+++ RECORDS TO PROCESS
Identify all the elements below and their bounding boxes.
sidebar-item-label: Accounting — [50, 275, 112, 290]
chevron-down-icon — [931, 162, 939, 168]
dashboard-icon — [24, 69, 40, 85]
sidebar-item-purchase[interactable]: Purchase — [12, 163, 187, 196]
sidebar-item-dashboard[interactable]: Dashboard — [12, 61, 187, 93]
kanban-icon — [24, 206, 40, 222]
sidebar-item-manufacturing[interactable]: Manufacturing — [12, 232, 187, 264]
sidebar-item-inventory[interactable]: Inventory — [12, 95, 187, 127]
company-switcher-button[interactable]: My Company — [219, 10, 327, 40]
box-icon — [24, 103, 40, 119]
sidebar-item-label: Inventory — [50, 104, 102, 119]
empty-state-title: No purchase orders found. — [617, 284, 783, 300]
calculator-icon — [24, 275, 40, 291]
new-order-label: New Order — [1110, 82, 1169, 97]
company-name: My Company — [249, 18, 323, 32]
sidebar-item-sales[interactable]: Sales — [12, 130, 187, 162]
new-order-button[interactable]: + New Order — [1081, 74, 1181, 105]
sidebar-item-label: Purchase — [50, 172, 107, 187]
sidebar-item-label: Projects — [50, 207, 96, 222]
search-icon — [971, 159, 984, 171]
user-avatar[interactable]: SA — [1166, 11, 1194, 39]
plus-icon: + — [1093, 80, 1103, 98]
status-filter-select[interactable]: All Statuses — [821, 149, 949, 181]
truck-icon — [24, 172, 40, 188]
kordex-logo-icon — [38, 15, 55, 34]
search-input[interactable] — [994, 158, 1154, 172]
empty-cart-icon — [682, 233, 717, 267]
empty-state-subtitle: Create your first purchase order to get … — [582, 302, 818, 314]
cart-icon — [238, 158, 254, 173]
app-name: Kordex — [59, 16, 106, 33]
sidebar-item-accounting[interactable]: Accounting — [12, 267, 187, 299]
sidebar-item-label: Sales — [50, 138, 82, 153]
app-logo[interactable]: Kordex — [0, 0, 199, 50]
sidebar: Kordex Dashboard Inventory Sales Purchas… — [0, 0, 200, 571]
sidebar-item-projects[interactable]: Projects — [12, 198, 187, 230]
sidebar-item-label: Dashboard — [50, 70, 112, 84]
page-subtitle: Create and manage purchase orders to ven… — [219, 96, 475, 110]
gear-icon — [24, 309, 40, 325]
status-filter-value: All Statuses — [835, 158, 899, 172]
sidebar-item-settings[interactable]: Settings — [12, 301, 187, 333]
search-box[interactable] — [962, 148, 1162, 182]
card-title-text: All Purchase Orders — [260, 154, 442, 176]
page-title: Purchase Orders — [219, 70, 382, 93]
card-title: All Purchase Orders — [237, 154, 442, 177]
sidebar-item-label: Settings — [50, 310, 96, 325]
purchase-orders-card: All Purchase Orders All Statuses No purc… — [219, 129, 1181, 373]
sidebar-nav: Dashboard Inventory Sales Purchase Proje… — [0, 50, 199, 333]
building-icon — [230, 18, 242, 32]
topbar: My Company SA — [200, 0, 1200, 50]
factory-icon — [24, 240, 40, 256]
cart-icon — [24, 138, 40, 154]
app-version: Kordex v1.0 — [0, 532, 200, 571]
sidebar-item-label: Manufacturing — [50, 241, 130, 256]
++++++
+++ RECORDS TO PROCESS
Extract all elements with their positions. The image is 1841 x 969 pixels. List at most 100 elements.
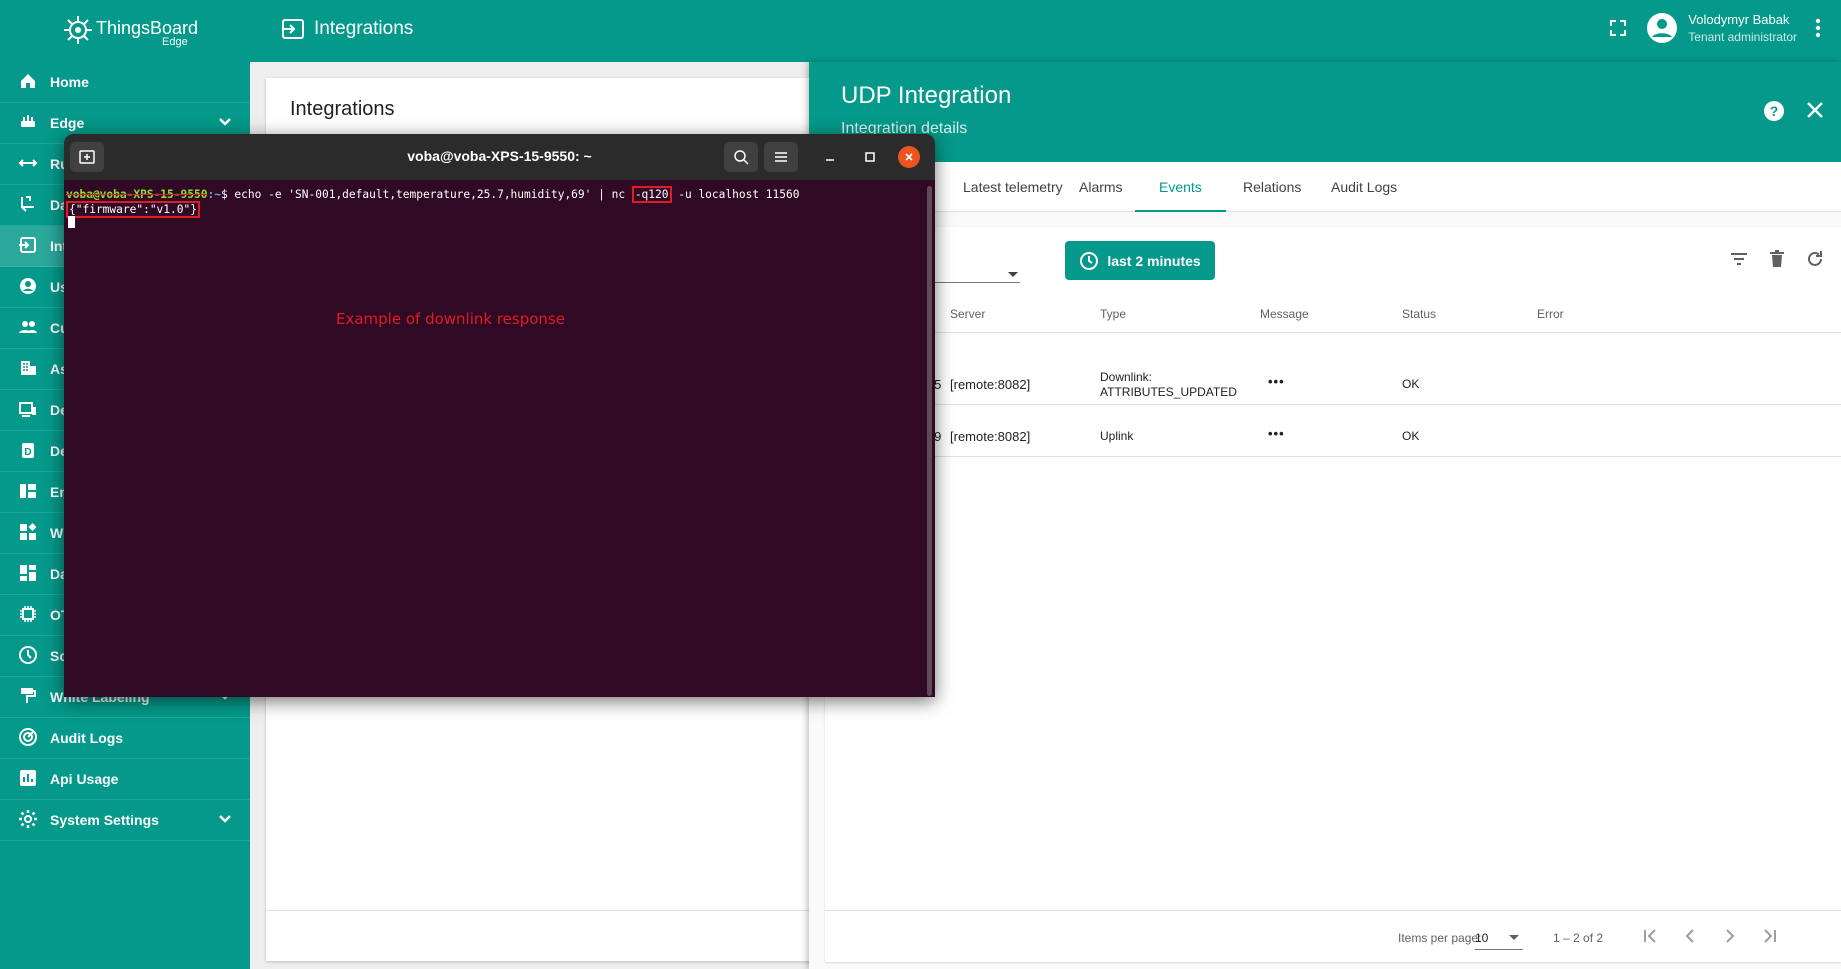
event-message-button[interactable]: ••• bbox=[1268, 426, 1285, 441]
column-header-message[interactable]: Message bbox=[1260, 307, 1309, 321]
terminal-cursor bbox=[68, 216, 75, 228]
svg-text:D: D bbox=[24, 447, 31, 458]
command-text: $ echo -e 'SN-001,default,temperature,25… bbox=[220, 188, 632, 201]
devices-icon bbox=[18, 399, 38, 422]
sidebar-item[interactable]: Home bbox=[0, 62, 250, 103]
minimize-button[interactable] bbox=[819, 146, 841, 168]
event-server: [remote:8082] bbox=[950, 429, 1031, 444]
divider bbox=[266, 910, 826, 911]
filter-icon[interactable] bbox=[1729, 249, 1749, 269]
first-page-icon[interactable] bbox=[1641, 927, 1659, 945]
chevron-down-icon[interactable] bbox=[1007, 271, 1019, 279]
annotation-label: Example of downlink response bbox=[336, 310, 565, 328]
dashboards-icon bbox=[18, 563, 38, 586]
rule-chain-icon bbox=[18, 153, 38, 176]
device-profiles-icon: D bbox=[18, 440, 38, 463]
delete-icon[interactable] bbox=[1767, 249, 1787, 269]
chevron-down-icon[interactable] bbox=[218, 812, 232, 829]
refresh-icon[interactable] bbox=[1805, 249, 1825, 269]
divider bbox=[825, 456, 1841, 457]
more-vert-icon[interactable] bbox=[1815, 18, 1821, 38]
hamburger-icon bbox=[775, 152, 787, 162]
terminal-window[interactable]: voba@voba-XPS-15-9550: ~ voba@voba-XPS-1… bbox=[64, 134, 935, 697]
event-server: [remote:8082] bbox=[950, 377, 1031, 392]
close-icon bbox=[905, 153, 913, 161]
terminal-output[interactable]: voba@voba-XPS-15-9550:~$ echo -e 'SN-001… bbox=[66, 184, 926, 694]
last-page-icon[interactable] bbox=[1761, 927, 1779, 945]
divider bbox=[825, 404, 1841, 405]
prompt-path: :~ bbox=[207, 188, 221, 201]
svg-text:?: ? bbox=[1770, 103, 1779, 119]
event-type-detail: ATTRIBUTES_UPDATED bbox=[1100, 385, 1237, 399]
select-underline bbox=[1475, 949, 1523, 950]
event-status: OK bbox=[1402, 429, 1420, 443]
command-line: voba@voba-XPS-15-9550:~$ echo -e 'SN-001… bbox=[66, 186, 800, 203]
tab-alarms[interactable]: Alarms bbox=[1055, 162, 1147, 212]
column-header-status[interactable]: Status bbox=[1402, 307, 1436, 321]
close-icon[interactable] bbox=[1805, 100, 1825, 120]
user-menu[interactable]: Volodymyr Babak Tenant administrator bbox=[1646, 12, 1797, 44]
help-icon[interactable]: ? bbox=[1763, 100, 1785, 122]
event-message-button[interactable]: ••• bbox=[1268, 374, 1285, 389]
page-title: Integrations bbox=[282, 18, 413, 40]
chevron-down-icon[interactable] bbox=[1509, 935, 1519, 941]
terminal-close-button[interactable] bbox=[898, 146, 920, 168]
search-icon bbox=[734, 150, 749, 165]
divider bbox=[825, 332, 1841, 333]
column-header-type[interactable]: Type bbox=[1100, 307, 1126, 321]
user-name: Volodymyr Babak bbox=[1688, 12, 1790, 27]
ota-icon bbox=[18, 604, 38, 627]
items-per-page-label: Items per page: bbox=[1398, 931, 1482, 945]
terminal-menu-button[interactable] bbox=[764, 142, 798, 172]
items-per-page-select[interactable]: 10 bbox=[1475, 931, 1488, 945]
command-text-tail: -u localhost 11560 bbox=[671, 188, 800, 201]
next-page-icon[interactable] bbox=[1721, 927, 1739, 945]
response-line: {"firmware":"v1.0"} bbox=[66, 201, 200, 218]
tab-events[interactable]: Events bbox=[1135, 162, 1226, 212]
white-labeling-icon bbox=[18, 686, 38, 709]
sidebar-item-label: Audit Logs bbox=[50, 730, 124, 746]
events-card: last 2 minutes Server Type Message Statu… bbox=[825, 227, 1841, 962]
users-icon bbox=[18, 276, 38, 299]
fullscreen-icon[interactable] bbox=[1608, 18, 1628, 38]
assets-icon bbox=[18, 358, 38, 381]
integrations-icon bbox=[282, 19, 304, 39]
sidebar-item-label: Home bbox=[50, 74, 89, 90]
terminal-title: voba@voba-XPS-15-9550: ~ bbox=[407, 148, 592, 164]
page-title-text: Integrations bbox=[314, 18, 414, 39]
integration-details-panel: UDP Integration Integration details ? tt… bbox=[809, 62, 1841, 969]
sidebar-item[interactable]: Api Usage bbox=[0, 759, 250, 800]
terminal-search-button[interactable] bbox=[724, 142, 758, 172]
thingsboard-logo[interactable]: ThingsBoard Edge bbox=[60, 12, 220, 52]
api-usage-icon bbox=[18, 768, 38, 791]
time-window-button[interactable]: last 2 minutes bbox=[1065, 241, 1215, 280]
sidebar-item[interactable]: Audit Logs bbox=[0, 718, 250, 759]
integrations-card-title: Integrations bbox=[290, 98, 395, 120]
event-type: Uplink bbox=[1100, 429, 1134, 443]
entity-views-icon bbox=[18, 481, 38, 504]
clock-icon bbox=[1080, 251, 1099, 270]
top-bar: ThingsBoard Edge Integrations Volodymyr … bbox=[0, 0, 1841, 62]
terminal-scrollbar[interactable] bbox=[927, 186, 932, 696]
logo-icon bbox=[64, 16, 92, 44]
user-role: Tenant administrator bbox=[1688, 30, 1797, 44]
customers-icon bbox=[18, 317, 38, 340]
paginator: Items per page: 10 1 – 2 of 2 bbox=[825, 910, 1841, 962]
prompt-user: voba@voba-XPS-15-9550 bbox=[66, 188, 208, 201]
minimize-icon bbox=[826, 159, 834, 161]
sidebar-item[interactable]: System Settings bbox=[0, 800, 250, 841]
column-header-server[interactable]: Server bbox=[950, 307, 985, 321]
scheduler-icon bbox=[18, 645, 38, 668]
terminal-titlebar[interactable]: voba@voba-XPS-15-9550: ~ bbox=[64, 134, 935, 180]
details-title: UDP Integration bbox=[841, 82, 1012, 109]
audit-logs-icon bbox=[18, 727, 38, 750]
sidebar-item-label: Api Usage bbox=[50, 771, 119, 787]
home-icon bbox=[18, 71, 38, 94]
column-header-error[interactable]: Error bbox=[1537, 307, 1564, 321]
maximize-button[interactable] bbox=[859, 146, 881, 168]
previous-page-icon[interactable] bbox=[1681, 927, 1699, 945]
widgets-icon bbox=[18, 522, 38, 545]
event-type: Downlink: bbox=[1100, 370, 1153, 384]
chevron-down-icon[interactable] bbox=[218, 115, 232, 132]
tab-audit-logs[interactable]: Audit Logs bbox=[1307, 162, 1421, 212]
++++++
TASK PROMPT:
Select each line of the records containing the string "card". Case counts.

RESULT OF THE EXERCISE:
card-title-text: All Purchase Orders — [260, 154, 442, 176]
card-title: All Purchase Orders — [237, 154, 442, 177]
purchase-orders-card: All Purchase Orders All Statuses No purc… — [219, 129, 1181, 373]
events-card: last 2 minutes Server Type Message Statu… bbox=[825, 227, 1841, 962]
integrations-card-title: Integrations bbox=[290, 98, 395, 120]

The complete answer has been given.